▶ **Stated problem**
Show every line of the records below that contains the word "Structures".

— Begin —

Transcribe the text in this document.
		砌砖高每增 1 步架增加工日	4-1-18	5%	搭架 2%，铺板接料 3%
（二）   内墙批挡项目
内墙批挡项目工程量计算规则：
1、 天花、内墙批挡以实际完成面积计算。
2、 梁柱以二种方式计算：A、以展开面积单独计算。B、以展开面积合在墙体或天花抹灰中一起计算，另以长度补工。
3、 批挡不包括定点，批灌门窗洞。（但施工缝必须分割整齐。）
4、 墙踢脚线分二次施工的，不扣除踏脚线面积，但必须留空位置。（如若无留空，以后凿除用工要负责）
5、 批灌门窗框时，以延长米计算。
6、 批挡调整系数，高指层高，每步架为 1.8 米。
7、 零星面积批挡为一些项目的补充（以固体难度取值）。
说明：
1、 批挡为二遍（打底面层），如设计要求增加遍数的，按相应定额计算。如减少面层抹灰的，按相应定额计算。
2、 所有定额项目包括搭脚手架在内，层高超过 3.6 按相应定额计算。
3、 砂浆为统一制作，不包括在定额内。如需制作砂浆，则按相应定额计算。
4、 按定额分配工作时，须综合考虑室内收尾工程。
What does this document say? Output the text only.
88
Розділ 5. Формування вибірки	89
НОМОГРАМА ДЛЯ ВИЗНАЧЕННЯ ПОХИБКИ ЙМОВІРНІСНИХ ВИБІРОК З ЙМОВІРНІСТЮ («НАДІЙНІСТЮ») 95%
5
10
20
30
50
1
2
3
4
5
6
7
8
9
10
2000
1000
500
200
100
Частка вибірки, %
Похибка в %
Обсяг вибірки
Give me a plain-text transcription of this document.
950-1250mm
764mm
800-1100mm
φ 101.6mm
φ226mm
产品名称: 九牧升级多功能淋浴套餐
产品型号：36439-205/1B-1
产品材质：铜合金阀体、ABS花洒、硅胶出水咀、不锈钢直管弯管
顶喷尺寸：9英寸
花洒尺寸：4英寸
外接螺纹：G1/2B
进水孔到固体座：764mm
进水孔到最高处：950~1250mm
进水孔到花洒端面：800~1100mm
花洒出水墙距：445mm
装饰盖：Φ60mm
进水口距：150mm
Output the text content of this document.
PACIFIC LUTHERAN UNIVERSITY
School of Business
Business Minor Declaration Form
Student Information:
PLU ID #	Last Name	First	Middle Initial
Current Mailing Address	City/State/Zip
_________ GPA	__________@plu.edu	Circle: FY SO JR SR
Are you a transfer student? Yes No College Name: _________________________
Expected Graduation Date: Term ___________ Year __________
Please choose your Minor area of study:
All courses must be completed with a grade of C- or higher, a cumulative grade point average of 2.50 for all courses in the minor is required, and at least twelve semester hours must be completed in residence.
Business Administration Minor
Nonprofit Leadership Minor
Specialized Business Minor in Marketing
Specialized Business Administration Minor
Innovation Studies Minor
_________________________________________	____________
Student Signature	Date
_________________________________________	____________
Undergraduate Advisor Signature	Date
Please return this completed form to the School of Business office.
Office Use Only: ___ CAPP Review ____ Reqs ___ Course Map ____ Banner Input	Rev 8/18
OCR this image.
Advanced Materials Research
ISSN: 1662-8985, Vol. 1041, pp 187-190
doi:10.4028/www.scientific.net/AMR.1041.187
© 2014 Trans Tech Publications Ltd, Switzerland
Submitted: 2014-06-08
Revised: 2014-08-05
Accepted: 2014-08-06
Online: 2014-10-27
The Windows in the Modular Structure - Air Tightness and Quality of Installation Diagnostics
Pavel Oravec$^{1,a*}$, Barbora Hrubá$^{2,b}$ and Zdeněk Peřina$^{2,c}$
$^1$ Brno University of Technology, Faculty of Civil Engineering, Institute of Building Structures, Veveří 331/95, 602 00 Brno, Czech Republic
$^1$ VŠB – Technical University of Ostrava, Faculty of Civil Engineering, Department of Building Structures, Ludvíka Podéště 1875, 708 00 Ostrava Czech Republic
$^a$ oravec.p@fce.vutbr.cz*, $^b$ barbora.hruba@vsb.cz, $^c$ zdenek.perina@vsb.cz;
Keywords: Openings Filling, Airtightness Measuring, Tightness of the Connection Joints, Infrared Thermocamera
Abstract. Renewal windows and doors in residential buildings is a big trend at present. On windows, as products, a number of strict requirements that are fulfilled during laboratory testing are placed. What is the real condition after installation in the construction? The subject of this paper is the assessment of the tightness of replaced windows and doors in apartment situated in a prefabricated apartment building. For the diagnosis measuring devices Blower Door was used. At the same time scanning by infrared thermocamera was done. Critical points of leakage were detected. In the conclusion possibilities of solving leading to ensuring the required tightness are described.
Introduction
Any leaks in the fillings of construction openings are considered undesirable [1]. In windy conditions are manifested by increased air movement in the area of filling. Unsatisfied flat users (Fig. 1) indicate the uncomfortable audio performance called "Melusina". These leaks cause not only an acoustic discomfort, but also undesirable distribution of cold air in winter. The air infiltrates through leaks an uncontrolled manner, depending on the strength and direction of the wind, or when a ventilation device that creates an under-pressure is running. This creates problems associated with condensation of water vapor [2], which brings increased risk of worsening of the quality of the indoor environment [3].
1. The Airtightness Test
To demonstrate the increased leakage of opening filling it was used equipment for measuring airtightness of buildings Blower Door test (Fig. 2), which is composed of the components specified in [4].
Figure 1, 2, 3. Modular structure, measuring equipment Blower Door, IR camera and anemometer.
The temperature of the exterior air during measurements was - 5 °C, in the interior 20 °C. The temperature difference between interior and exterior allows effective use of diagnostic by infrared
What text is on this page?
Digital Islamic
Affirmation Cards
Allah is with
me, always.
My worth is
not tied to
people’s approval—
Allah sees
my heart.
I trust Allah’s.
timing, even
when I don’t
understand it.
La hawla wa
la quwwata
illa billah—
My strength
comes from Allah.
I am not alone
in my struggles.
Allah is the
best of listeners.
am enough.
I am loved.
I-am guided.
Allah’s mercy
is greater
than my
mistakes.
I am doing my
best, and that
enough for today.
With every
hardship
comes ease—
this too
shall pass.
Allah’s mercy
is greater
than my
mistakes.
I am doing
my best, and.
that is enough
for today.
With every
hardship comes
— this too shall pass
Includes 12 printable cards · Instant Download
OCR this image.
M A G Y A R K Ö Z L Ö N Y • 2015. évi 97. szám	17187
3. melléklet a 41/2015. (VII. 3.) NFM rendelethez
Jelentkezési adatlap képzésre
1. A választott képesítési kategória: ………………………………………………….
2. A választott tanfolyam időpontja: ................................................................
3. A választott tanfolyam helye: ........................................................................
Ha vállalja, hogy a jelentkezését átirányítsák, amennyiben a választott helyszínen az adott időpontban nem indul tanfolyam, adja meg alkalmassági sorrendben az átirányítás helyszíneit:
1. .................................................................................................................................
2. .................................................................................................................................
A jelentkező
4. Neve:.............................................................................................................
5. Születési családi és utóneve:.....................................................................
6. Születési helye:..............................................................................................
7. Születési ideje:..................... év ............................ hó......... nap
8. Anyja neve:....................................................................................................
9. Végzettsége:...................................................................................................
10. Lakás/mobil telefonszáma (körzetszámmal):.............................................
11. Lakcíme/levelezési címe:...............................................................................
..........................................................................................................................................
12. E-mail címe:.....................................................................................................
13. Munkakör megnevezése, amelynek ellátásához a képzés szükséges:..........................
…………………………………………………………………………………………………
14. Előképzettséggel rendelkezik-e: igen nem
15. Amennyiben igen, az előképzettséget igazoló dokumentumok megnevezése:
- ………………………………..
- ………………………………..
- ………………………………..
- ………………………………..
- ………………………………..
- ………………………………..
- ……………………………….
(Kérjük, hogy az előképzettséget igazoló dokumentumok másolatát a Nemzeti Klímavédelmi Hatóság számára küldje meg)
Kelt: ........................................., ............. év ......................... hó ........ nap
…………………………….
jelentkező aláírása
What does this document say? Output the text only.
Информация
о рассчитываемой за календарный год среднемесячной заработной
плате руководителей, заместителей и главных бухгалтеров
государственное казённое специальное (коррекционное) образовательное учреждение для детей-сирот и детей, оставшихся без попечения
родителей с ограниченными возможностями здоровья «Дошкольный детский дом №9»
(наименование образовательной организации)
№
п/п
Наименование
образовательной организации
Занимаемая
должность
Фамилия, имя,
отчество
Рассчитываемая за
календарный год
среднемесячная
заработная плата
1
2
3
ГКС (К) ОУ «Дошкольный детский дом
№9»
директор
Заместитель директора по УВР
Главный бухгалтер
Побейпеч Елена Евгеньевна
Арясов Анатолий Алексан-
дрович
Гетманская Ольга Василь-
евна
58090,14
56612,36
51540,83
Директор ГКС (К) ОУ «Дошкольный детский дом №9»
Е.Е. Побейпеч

— End —

▶ **Expected output**
$^1$ Brno University of Technology, Faculty of Civil Engineering, Institute of Building Structures, Veveří 331/95, 602 00 Brno, Czech Republic
$^1$ VŠB – Technical University of Ostrava, Faculty of Civil Engineering, Department of Building Structures, Ludvíka Podéště 1875, 708 00 Ostrava Czech Republic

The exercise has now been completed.